[Stored data]
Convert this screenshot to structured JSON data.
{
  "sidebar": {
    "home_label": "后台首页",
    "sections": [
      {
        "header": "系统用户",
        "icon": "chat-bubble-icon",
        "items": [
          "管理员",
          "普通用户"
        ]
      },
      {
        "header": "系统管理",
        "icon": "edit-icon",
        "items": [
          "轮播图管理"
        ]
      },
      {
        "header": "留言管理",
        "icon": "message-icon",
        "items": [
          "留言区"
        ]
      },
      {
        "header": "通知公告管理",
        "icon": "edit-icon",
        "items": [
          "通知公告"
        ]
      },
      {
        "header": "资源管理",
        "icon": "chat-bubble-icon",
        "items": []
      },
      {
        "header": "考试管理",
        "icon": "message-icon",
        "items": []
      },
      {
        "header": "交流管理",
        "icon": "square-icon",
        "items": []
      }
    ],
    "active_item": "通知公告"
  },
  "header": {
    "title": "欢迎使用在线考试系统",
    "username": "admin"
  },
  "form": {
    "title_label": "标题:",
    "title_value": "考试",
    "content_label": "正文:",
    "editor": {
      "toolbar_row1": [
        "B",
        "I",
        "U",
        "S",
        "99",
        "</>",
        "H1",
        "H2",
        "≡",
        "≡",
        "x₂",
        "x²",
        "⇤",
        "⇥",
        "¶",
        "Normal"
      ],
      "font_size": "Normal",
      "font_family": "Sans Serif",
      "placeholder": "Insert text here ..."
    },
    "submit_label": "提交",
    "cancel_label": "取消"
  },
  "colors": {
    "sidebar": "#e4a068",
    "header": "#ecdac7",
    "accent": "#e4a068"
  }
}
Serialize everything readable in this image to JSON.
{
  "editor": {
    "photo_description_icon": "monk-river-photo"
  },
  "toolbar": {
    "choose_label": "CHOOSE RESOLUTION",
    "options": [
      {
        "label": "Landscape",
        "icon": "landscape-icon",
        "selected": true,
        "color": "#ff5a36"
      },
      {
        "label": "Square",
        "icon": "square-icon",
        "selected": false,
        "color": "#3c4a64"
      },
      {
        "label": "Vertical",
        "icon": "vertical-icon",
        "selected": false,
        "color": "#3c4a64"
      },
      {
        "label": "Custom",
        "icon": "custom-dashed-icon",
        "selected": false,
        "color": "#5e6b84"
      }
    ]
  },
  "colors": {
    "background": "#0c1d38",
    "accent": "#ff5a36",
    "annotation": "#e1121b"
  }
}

What you need to do = Each record must be returned exactly as it is written.

Solution for this task =
Convert this screenshot to structured JSON data.
{
  "sidebar": {
    "home_label": "后台首页",
    "sections": [
      {
        "header": "系统用户",
        "icon": "chat-bubble-icon",
        "items": [
          "管理员",
          "普通用户"
        ]
      },
      {
        "header": "系统管理",
        "icon": "edit-icon",
        "items": [
          "轮播图管理"
        ]
      },
      {
        "header": "留言管理",
        "icon": "message-icon",
        "items": [
          "留言区"
        ]
      },
      {
        "header": "通知公告管理",
        "icon": "edit-icon",
        "items": [
          "通知公告"
        ]
      },
      {
        "header": "资源管理",
        "icon": "chat-bubble-icon",
        "items": []
      },
      {
        "header": "考试管理",
        "icon": "message-icon",
        "items": []
      },
      {
        "header": "交流管理",
        "icon": "square-icon",
        "items": []
      }
    ],
    "active_item": "通知公告"
  },
  "header": {
    "title": "欢迎使用在线考试系统",
    "username": "admin"
  },
  "form": {
    "title_label": "标题:",
    "title_value": "考试",
    "content_label": "正文:",
    "editor": {
      "toolbar_row1": [
        "B",
        "I",
        "U",
        "S",
        "99",
        "</>",
        "H1",
        "H2",
        "≡",
        "≡",
        "x₂",
        "x²",
        "⇤",
        "⇥",
        "¶",
        "Normal"
      ],
      "font_size": "Normal",
      "font_family": "Sans Serif",
      "placeholder": "Insert text here ..."
    },
    "submit_label": "提交",
    "cancel_label": "取消"
  },
  "colors": {
    "sidebar": "#e4a068",
    "header": "#ecdac7",
    "accent": "#e4a068"
  }
}
Serialize everything readable in this image to JSON.
{
  "editor": {
    "photo_description_icon": "monk-river-photo"
  },
  "toolbar": {
    "choose_label": "CHOOSE RESOLUTION",
    "options": [
      {
        "label": "Landscape",
        "icon": "landscape-icon",
        "selected": true,
        "color": "#ff5a36"
      },
      {
        "label": "Square",
        "icon": "square-icon",
        "selected": false,
        "color": "#3c4a64"
      },
      {
        "label": "Vertical",
        "icon": "vertical-icon",
        "selected": false,
        "color": "#3c4a64"
      },
      {
        "label": "Custom",
        "icon": "custom-dashed-icon",
        "selected": false,
        "color": "#5e6b84"
      }
    ]
  },
  "colors": {
    "background": "#0c1d38",
    "accent": "#ff5a36",
    "annotation": "#e1121b"
  }
}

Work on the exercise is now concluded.